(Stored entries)
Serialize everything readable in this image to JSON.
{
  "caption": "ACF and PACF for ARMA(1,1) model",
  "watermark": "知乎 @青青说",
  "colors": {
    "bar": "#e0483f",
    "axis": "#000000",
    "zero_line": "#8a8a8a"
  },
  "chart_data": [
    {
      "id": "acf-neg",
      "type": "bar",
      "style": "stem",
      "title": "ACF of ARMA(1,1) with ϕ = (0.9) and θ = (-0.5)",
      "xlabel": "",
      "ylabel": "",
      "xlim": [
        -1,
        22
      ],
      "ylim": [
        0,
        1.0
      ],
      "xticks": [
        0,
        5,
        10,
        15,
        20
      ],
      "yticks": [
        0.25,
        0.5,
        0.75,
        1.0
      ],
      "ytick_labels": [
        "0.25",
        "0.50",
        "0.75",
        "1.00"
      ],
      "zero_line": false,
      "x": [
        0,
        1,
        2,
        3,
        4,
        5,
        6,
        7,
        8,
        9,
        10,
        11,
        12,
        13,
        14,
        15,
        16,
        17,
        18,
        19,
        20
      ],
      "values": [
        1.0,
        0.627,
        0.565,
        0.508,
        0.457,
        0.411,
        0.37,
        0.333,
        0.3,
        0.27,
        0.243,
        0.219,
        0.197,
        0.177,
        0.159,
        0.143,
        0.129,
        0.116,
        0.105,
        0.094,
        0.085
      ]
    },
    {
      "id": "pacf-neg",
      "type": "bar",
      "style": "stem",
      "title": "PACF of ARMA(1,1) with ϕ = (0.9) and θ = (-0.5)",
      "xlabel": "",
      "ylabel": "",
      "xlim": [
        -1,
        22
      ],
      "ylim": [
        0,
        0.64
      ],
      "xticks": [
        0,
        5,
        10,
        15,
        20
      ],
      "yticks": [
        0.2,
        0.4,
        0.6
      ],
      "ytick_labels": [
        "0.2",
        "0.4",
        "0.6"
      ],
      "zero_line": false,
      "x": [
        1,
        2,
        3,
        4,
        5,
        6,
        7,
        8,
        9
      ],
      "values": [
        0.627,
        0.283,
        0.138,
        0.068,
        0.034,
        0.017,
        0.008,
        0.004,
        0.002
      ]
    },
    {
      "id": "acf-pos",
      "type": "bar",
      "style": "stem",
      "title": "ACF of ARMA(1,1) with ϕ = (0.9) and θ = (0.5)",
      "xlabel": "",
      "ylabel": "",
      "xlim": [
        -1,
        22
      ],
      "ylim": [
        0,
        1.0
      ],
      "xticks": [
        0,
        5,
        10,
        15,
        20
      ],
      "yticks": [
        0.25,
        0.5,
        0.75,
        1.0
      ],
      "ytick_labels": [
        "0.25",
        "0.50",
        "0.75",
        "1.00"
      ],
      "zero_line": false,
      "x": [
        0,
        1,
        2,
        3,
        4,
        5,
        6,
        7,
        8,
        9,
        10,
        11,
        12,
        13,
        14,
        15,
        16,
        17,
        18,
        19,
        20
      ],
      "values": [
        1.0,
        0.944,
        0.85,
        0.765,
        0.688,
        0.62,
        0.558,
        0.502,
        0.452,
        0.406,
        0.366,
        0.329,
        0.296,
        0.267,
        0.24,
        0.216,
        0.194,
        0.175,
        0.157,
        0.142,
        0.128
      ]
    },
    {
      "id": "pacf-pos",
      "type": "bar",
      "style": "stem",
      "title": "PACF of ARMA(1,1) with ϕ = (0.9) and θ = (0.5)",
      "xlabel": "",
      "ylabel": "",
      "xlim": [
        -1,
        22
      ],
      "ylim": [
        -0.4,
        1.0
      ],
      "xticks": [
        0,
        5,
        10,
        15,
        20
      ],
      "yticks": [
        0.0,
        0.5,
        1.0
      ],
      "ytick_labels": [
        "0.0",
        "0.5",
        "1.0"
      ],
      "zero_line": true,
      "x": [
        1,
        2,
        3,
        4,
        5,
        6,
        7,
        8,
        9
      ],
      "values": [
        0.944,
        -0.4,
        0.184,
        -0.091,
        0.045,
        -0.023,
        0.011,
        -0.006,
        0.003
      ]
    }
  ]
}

- [Task brief]: Every record above should be output exactly.

- [Exercise answer]:
Serialize everything readable in this image to JSON.
{
  "caption": "ACF and PACF for ARMA(1,1) model",
  "watermark": "知乎 @青青说",
  "colors": {
    "bar": "#e0483f",
    "axis": "#000000",
    "zero_line": "#8a8a8a"
  },
  "chart_data": [
    {
      "id": "acf-neg",
      "type": "bar",
      "style": "stem",
      "title": "ACF of ARMA(1,1) with ϕ = (0.9) and θ = (-0.5)",
      "xlabel": "",
      "ylabel": "",
      "xlim": [
        -1,
        22
      ],
      "ylim": [
        0,
        1.0
      ],
      "xticks": [
        0,
        5,
        10,
        15,
        20
      ],
      "yticks": [
        0.25,
        0.5,
        0.75,
        1.0
      ],
      "ytick_labels": [
        "0.25",
        "0.50",
        "0.75",
        "1.00"
      ],
      "zero_line": false,
      "x": [
        0,
        1,
        2,
        3,
        4,
        5,
        6,
        7,
        8,
        9,
        10,
        11,
        12,
        13,
        14,
        15,
        16,
        17,
        18,
        19,
        20
      ],
      "values": [
        1.0,
        0.627,
        0.565,
        0.508,
        0.457,
        0.411,
        0.37,
        0.333,
        0.3,
        0.27,
        0.243,
        0.219,
        0.197,
        0.177,
        0.159,
        0.143,
        0.129,
        0.116,
        0.105,
        0.094,
        0.085
      ]
    },
    {
      "id": "pacf-neg",
      "type": "bar",
      "style": "stem",
      "title": "PACF of ARMA(1,1) with ϕ = (0.9) and θ = (-0.5)",
      "xlabel": "",
      "ylabel": "",
      "xlim": [
        -1,
        22
      ],
      "ylim": [
        0,
        0.64
      ],
      "xticks": [
        0,
        5,
        10,
        15,
        20
      ],
      "yticks": [
        0.2,
        0.4,
        0.6
      ],
      "ytick_labels": [
        "0.2",
        "0.4",
        "0.6"
      ],
      "zero_line": false,
      "x": [
        1,
        2,
        3,
        4,
        5,
        6,
        7,
        8,
        9
      ],
      "values": [
        0.627,
        0.283,
        0.138,
        0.068,
        0.034,
        0.017,
        0.008,
        0.004,
        0.002
      ]
    },
    {
      "id": "acf-pos",
      "type": "bar",
      "style": "stem",
      "title": "ACF of ARMA(1,1) with ϕ = (0.9) and θ = (0.5)",
      "xlabel": "",
      "ylabel": "",
      "xlim": [
        -1,
        22
      ],
      "ylim": [
        0,
        1.0
      ],
      "xticks": [
        0,
        5,
        10,
        15,
        20
      ],
      "yticks": [
        0.25,
        0.5,
        0.75,
        1.0
      ],
      "ytick_labels": [
        "0.25",
        "0.50",
        "0.75",
        "1.00"
      ],
      "zero_line": false,
      "x": [
        0,
        1,
        2,
        3,
        4,
        5,
        6,
        7,
        8,
        9,
        10,
        11,
        12,
        13,
        14,
        15,
        16,
        17,
        18,
        19,
        20
      ],
      "values": [
        1.0,
        0.944,
        0.85,
        0.765,
        0.688,
        0.62,
        0.558,
        0.502,
        0.452,
        0.406,
        0.366,
        0.329,
        0.296,
        0.267,
        0.24,
        0.216,
        0.194,
        0.175,
        0.157,
        0.142,
        0.128
      ]
    },
    {
      "id": "pacf-pos",
      "type": "bar",
      "style": "stem",
      "title": "PACF of ARMA(1,1) with ϕ = (0.9) and θ = (0.5)",
      "xlabel": "",
      "ylabel": "",
      "xlim": [
        -1,
        22
      ],
      "ylim": [
        -0.4,
        1.0
      ],
      "xticks": [
        0,
        5,
        10,
        15,
        20
      ],
      "yticks": [
        0.0,
        0.5,
        1.0
      ],
      "ytick_labels": [
        "0.0",
        "0.5",
        "1.0"
      ],
      "zero_line": true,
      "x": [
        1,
        2,
        3,
        4,
        5,
        6,
        7,
        8,
        9
      ],
      "values": [
        0.944,
        -0.4,
        0.184,
        -0.091,
        0.045,
        -0.023,
        0.011,
        -0.006,
        0.003
      ]
    }
  ]
}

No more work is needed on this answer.